THE REQUEST:
Quote the data from the line containing "x-axis-ticks: 3.1 4.06" through the line containing "y-tick-label: 0 (75, 1096, 86, 1118)", reproducing each line word for word.

Image region annotations
══════════

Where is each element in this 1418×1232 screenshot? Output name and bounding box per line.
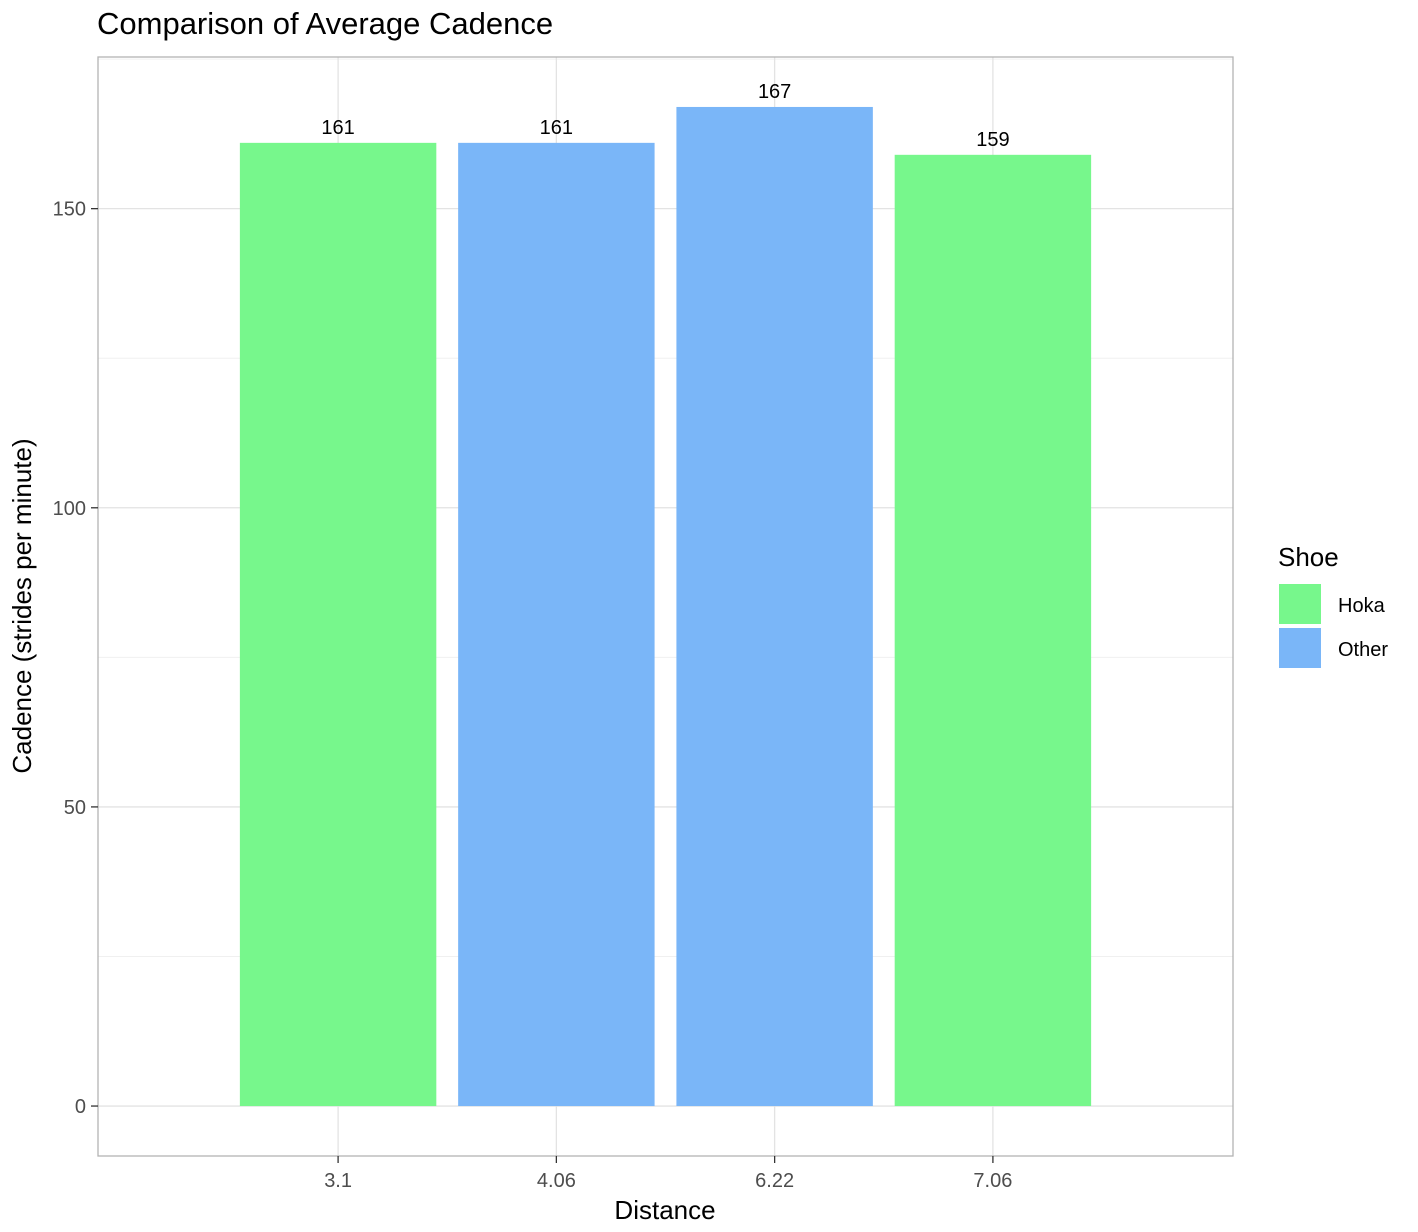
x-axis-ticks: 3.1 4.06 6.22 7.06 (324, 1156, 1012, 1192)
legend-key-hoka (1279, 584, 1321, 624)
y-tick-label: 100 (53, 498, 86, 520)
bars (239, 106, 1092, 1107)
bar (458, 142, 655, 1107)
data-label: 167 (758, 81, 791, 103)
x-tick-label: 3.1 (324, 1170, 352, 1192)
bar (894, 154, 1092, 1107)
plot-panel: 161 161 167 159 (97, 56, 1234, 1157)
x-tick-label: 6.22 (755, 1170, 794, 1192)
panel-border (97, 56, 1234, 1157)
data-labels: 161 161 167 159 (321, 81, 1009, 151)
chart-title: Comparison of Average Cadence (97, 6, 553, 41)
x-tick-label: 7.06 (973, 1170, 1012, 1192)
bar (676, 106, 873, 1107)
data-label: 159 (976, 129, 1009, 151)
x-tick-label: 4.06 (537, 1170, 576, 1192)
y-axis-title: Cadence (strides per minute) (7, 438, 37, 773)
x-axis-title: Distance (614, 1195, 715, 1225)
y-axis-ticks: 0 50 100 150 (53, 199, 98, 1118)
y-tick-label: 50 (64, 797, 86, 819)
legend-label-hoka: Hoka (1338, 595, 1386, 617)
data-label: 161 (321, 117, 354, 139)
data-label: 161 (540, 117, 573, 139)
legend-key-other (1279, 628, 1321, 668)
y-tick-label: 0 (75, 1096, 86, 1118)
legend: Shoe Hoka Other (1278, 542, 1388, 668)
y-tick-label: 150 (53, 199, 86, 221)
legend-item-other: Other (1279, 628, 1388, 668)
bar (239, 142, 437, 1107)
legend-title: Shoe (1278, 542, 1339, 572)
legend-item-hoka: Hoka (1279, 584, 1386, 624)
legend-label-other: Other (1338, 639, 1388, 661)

══════════

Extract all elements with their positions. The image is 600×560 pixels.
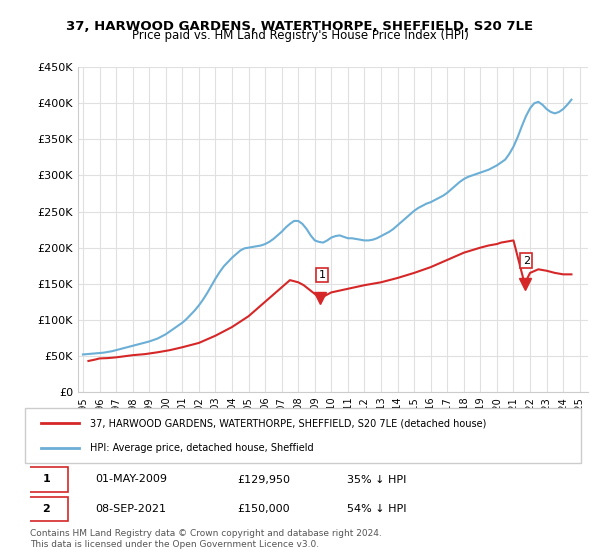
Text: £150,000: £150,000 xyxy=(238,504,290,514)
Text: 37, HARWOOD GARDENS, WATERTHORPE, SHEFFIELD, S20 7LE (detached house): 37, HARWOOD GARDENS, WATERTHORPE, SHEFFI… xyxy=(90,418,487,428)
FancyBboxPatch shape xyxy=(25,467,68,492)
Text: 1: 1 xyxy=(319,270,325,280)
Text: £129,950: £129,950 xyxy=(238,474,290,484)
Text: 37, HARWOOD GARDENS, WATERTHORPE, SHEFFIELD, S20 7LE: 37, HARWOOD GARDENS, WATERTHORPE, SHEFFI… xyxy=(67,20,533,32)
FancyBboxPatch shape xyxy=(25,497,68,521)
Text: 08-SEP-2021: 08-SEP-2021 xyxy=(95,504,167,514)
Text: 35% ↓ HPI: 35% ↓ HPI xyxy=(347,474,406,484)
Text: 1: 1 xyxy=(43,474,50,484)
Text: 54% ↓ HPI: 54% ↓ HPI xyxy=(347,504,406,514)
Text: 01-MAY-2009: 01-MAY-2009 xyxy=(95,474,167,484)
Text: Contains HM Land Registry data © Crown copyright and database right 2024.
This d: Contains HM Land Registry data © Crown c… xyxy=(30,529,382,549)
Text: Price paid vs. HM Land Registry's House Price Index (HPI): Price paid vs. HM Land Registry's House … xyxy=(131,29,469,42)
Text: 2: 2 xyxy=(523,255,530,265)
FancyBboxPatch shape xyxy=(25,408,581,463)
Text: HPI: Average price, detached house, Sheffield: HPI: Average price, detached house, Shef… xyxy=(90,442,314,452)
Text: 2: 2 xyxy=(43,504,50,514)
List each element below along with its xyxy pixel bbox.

══════════

TASK OUTPUT:
x-axis-ticks: 3.1 4.06 6.22 7.06 (324, 1156, 1012, 1192)
legend-key-hoka (1279, 584, 1321, 624)
y-tick-label: 100 (53, 498, 86, 520)
bars (239, 106, 1092, 1107)
bar (458, 142, 655, 1107)
data-label: 167 (758, 81, 791, 103)
x-tick-label: 3.1 (324, 1170, 352, 1192)
bar (894, 154, 1092, 1107)
plot-panel: 161 161 167 159 (97, 56, 1234, 1157)
x-tick-label: 6.22 (755, 1170, 794, 1192)
panel-border (97, 56, 1234, 1157)
data-labels: 161 161 167 159 (321, 81, 1009, 151)
chart-title: Comparison of Average Cadence (97, 6, 553, 41)
x-tick-label: 7.06 (973, 1170, 1012, 1192)
bar (676, 106, 873, 1107)
data-label: 159 (976, 129, 1009, 151)
x-tick-label: 4.06 (537, 1170, 576, 1192)
y-axis-title: Cadence (strides per minute) (7, 438, 37, 773)
x-axis-title: Distance (614, 1195, 715, 1225)
y-axis-ticks: 0 50 100 150 (53, 199, 98, 1118)
y-tick-label: 50 (64, 797, 86, 819)
legend-label-hoka: Hoka (1338, 595, 1386, 617)
data-label: 161 (321, 117, 354, 139)
data-label: 161 (540, 117, 573, 139)
legend-key-other (1279, 628, 1321, 668)
y-tick-label: 0 (75, 1096, 86, 1118)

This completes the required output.